Work to complete: It is required that all of the data be written out exactly.

A run of records:
════
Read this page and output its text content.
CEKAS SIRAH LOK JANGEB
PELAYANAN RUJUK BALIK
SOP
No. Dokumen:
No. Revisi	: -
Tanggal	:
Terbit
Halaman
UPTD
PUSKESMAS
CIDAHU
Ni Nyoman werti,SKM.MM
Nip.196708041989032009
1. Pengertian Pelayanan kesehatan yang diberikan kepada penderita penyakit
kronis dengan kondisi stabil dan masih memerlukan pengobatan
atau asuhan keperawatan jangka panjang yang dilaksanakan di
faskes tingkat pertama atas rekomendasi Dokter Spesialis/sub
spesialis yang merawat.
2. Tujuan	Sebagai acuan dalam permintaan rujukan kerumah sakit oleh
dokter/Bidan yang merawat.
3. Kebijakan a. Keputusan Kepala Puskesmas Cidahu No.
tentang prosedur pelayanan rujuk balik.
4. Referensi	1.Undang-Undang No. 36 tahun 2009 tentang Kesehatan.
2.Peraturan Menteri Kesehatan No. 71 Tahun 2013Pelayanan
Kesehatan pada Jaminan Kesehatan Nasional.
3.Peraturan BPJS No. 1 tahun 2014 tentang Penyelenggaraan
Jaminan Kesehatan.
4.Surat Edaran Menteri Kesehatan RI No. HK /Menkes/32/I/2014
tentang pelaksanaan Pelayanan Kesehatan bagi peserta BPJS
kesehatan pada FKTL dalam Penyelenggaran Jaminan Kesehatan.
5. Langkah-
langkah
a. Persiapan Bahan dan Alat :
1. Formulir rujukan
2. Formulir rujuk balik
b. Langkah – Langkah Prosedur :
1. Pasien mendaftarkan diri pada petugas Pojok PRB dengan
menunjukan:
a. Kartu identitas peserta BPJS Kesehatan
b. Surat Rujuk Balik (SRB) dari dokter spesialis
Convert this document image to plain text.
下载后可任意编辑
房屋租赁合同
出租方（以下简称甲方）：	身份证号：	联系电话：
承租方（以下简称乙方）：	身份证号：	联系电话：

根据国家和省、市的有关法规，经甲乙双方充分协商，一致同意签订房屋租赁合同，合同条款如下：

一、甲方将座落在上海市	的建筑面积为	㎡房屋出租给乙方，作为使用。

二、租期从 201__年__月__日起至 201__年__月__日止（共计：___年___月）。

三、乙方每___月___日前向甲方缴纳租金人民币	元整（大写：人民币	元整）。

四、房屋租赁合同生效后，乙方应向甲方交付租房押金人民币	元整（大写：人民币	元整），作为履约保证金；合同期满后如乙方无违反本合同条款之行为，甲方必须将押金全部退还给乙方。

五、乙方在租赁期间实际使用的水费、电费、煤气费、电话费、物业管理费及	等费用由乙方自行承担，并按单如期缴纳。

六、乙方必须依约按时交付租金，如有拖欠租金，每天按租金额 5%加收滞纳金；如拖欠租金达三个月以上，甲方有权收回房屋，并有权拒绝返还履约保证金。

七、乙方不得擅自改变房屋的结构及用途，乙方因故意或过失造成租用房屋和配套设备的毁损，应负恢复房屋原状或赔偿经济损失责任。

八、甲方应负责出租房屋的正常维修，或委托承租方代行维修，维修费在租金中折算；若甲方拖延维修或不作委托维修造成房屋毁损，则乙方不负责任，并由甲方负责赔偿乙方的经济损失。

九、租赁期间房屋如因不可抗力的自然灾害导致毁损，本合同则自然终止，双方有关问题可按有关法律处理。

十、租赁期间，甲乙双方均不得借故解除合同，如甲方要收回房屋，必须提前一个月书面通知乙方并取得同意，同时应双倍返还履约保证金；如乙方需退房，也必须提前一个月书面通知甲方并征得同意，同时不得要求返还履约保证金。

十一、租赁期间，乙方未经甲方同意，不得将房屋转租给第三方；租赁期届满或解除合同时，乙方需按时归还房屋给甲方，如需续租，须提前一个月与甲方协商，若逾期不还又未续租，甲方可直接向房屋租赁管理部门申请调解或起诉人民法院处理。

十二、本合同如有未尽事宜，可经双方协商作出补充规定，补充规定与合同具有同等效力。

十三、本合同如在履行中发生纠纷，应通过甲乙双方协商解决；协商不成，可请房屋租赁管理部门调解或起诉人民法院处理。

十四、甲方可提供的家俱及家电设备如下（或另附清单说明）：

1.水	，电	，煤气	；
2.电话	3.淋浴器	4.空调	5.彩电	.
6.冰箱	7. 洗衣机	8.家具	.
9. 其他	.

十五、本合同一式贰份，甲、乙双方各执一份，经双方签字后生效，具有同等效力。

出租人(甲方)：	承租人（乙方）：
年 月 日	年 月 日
════
Answer in full:
Read this page and output its text content.
CEKAS SIRAH LOK JANGEB
PELAYANAN RUJUK BALIK
SOP
No. Dokumen:
No. Revisi	: -
Tanggal	:
Terbit
Halaman
UPTD
PUSKESMAS
CIDAHU
Ni Nyoman werti,SKM.MM
Nip.196708041989032009
1. Pengertian Pelayanan kesehatan yang diberikan kepada penderita penyakit
kronis dengan kondisi stabil dan masih memerlukan pengobatan
atau asuhan keperawatan jangka panjang yang dilaksanakan di
faskes tingkat pertama atas rekomendasi Dokter Spesialis/sub
spesialis yang merawat.
2. Tujuan	Sebagai acuan dalam permintaan rujukan kerumah sakit oleh
dokter/Bidan yang merawat.
3. Kebijakan a. Keputusan Kepala Puskesmas Cidahu No.
tentang prosedur pelayanan rujuk balik.
4. Referensi	1.Undang-Undang No. 36 tahun 2009 tentang Kesehatan.
2.Peraturan Menteri Kesehatan No. 71 Tahun 2013Pelayanan
Kesehatan pada Jaminan Kesehatan Nasional.
3.Peraturan BPJS No. 1 tahun 2014 tentang Penyelenggaraan
Jaminan Kesehatan.
4.Surat Edaran Menteri Kesehatan RI No. HK /Menkes/32/I/2014
tentang pelaksanaan Pelayanan Kesehatan bagi peserta BPJS
kesehatan pada FKTL dalam Penyelenggaran Jaminan Kesehatan.
5. Langkah-
langkah
a. Persiapan Bahan dan Alat :
1. Formulir rujukan
2. Formulir rujuk balik
b. Langkah – Langkah Prosedur :
1. Pasien mendaftarkan diri pada petugas Pojok PRB dengan
menunjukan:
a. Kartu identitas peserta BPJS Kesehatan
b. Surat Rujuk Balik (SRB) dari dokter spesialis
Convert this document image to plain text.
下载后可任意编辑
房屋租赁合同
出租方（以下简称甲方）：	身份证号：	联系电话：
承租方（以下简称乙方）：	身份证号：	联系电话：

根据国家和省、市的有关法规，经甲乙双方充分协商，一致同意签订房屋租赁合同，合同条款如下：

一、甲方将座落在上海市	的建筑面积为	㎡房屋出租给乙方，作为使用。

二、租期从 201__年__月__日起至 201__年__月__日止（共计：___年___月）。

三、乙方每___月___日前向甲方缴纳租金人民币	元整（大写：人民币	元整）。

四、房屋租赁合同生效后，乙方应向甲方交付租房押金人民币	元整（大写：人民币	元整），作为履约保证金；合同期满后如乙方无违反本合同条款之行为，甲方必须将押金全部退还给乙方。

五、乙方在租赁期间实际使用的水费、电费、煤气费、电话费、物业管理费及	等费用由乙方自行承担，并按单如期缴纳。

六、乙方必须依约按时交付租金，如有拖欠租金，每天按租金额 5%加收滞纳金；如拖欠租金达三个月以上，甲方有权收回房屋，并有权拒绝返还履约保证金。

七、乙方不得擅自改变房屋的结构及用途，乙方因故意或过失造成租用房屋和配套设备的毁损，应负恢复房屋原状或赔偿经济损失责任。

八、甲方应负责出租房屋的正常维修，或委托承租方代行维修，维修费在租金中折算；若甲方拖延维修或不作委托维修造成房屋毁损，则乙方不负责任，并由甲方负责赔偿乙方的经济损失。

九、租赁期间房屋如因不可抗力的自然灾害导致毁损，本合同则自然终止，双方有关问题可按有关法律处理。

十、租赁期间，甲乙双方均不得借故解除合同，如甲方要收回房屋，必须提前一个月书面通知乙方并取得同意，同时应双倍返还履约保证金；如乙方需退房，也必须提前一个月书面通知甲方并征得同意，同时不得要求返还履约保证金。

十一、租赁期间，乙方未经甲方同意，不得将房屋转租给第三方；租赁期届满或解除合同时，乙方需按时归还房屋给甲方，如需续租，须提前一个月与甲方协商，若逾期不还又未续租，甲方可直接向房屋租赁管理部门申请调解或起诉人民法院处理。

十二、本合同如有未尽事宜，可经双方协商作出补充规定，补充规定与合同具有同等效力。

十三、本合同如在履行中发生纠纷，应通过甲乙双方协商解决；协商不成，可请房屋租赁管理部门调解或起诉人民法院处理。

十四、甲方可提供的家俱及家电设备如下（或另附清单说明）：

1.水	，电	，煤气	；
2.电话	3.淋浴器	4.空调	5.彩电	.
6.冰箱	7. 洗衣机	8.家具	.
9. 其他	.

十五、本合同一式贰份，甲、乙双方各执一份，经双方签字后生效，具有同等效力。

出租人(甲方)：	承租人（乙方）：
年 月 日	年 月 日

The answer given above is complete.